* _RECORDED DATA_:
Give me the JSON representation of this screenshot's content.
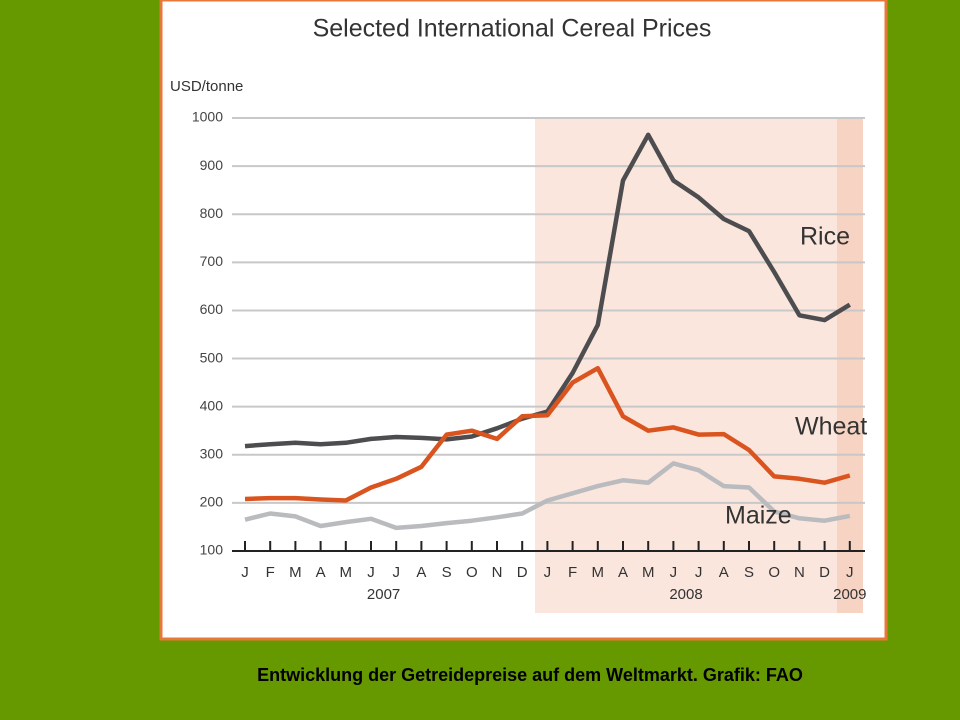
{
  "chart_data": {
    "type": "line",
    "title": "Selected International Cereal Prices",
    "y_label": "USD/tonne",
    "categories": [
      "J",
      "F",
      "M",
      "A",
      "M",
      "J",
      "J",
      "A",
      "S",
      "O",
      "N",
      "D",
      "J",
      "F",
      "M",
      "A",
      "M",
      "J",
      "J",
      "A",
      "S",
      "O",
      "N",
      "D",
      "J"
    ],
    "year_labels": [
      "2007",
      "2008",
      "2009"
    ],
    "series": [
      {
        "name": "Rice",
        "color": "#4d4d50",
        "values": [
          318,
          322,
          325,
          322,
          325,
          333,
          337,
          335,
          332,
          338,
          355,
          375,
          390,
          470,
          570,
          870,
          965,
          870,
          835,
          790,
          765,
          680,
          590,
          580,
          612
        ]
      },
      {
        "name": "Wheat",
        "color": "#d9541e",
        "values": [
          208,
          210,
          210,
          207,
          205,
          232,
          250,
          275,
          342,
          350,
          333,
          380,
          382,
          450,
          480,
          380,
          350,
          357,
          342,
          343,
          310,
          255,
          250,
          242,
          257
        ]
      },
      {
        "name": "Maize",
        "color": "#b9bbbe",
        "values": [
          165,
          178,
          172,
          152,
          160,
          167,
          148,
          152,
          158,
          163,
          170,
          178,
          205,
          220,
          235,
          247,
          242,
          282,
          268,
          235,
          232,
          182,
          168,
          163,
          173
        ]
      }
    ],
    "ylim": [
      100,
      1000
    ],
    "yticks": [
      100,
      200,
      300,
      400,
      500,
      600,
      700,
      800,
      900,
      1000
    ],
    "grid": true
  },
  "caption": "Entwicklung der Getreidepreise auf dem Weltmarkt. Grafik: FAO"
}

* _WHAT YOU HAVE TO DO_: Repeat the material above verbatim, with no pictures in the output.

* _EXERCISE ANSWER_:
Give me the JSON representation of this screenshot's content.
{
  "chart_data": {
    "type": "line",
    "title": "Selected International Cereal Prices",
    "y_label": "USD/tonne",
    "categories": [
      "J",
      "F",
      "M",
      "A",
      "M",
      "J",
      "J",
      "A",
      "S",
      "O",
      "N",
      "D",
      "J",
      "F",
      "M",
      "A",
      "M",
      "J",
      "J",
      "A",
      "S",
      "O",
      "N",
      "D",
      "J"
    ],
    "year_labels": [
      "2007",
      "2008",
      "2009"
    ],
    "series": [
      {
        "name": "Rice",
        "color": "#4d4d50",
        "values": [
          318,
          322,
          325,
          322,
          325,
          333,
          337,
          335,
          332,
          338,
          355,
          375,
          390,
          470,
          570,
          870,
          965,
          870,
          835,
          790,
          765,
          680,
          590,
          580,
          612
        ]
      },
      {
        "name": "Wheat",
        "color": "#d9541e",
        "values": [
          208,
          210,
          210,
          207,
          205,
          232,
          250,
          275,
          342,
          350,
          333,
          380,
          382,
          450,
          480,
          380,
          350,
          357,
          342,
          343,
          310,
          255,
          250,
          242,
          257
        ]
      },
      {
        "name": "Maize",
        "color": "#b9bbbe",
        "values": [
          165,
          178,
          172,
          152,
          160,
          167,
          148,
          152,
          158,
          163,
          170,
          178,
          205,
          220,
          235,
          247,
          242,
          282,
          268,
          235,
          232,
          182,
          168,
          163,
          173
        ]
      }
    ],
    "ylim": [
      100,
      1000
    ],
    "yticks": [
      100,
      200,
      300,
      400,
      500,
      600,
      700,
      800,
      900,
      1000
    ],
    "grid": true
  },
  "caption": "Entwicklung der Getreidepreise auf dem Weltmarkt. Grafik: FAO"
}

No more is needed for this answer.